◆ The request: Copy every line with the string "Danang" in it.

**** Data for the task

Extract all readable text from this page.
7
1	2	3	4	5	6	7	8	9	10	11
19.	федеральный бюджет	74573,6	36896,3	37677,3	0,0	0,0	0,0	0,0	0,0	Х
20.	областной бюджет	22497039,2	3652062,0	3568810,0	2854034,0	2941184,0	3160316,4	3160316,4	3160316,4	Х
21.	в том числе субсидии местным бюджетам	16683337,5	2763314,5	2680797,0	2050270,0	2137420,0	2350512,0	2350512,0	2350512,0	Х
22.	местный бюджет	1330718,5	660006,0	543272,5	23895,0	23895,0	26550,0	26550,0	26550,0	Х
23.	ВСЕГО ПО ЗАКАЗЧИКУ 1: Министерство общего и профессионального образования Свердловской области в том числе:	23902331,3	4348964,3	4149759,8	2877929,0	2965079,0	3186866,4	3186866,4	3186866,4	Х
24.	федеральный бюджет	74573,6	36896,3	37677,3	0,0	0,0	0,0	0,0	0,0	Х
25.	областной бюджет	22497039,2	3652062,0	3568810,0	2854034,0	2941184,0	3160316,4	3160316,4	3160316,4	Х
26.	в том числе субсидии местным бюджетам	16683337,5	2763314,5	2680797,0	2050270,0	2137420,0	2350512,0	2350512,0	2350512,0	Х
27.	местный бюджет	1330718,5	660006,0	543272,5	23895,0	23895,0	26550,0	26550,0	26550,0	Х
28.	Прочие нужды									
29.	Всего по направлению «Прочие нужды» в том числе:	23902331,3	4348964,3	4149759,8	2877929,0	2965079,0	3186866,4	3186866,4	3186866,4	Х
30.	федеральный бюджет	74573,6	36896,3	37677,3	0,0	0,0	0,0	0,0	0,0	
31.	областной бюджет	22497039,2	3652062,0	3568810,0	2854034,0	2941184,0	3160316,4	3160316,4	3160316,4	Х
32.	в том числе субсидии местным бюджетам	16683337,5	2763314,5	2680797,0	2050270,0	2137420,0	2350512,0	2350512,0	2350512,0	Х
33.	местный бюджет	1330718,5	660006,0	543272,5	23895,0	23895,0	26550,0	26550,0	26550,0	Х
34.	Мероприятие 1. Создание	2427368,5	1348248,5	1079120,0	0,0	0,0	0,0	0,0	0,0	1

********
**** Data for the task

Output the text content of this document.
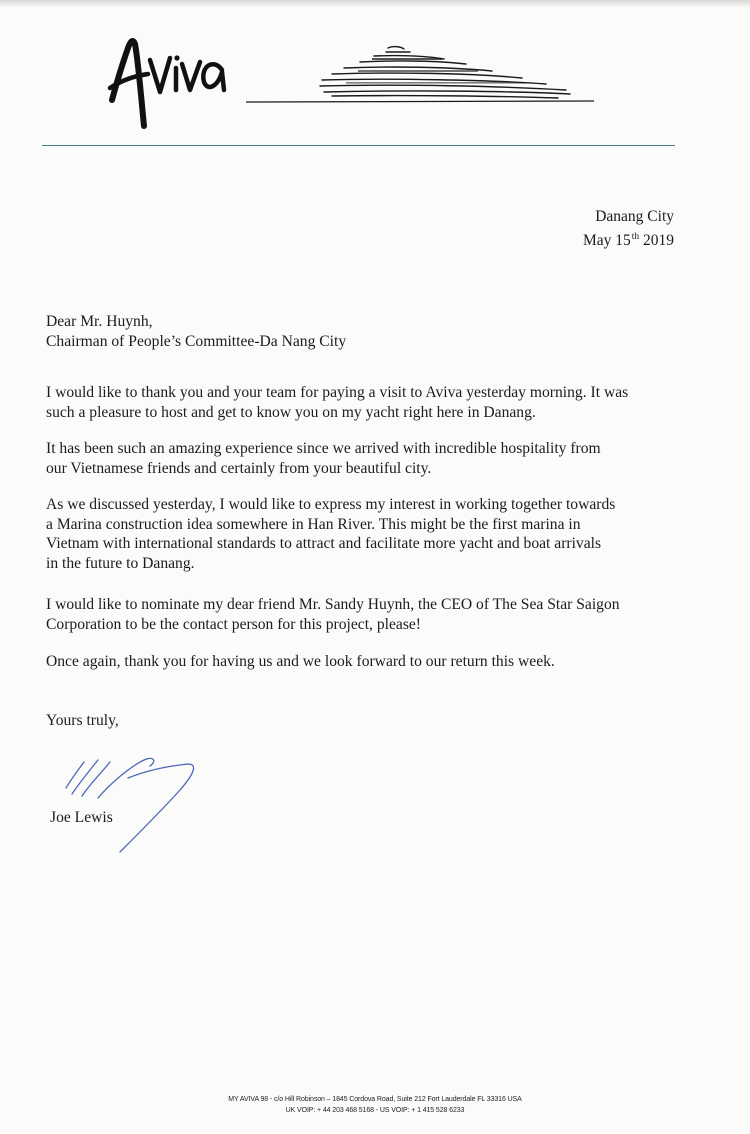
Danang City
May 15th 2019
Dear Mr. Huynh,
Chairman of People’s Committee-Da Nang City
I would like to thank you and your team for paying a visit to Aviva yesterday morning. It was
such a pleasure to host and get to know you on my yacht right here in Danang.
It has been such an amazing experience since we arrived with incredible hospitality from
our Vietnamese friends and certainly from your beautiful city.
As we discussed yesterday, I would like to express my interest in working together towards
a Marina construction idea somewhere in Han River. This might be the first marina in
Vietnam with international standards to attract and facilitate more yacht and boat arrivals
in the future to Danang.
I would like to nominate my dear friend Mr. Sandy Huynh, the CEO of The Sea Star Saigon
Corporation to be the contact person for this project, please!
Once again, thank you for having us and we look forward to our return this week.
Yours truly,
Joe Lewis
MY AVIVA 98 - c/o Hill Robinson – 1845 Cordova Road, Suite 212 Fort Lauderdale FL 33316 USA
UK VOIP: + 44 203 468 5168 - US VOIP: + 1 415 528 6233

********

◆ Right answer:
Danang City
such a pleasure to host and get to know you on my yacht right here in Danang.
in the future to Danang.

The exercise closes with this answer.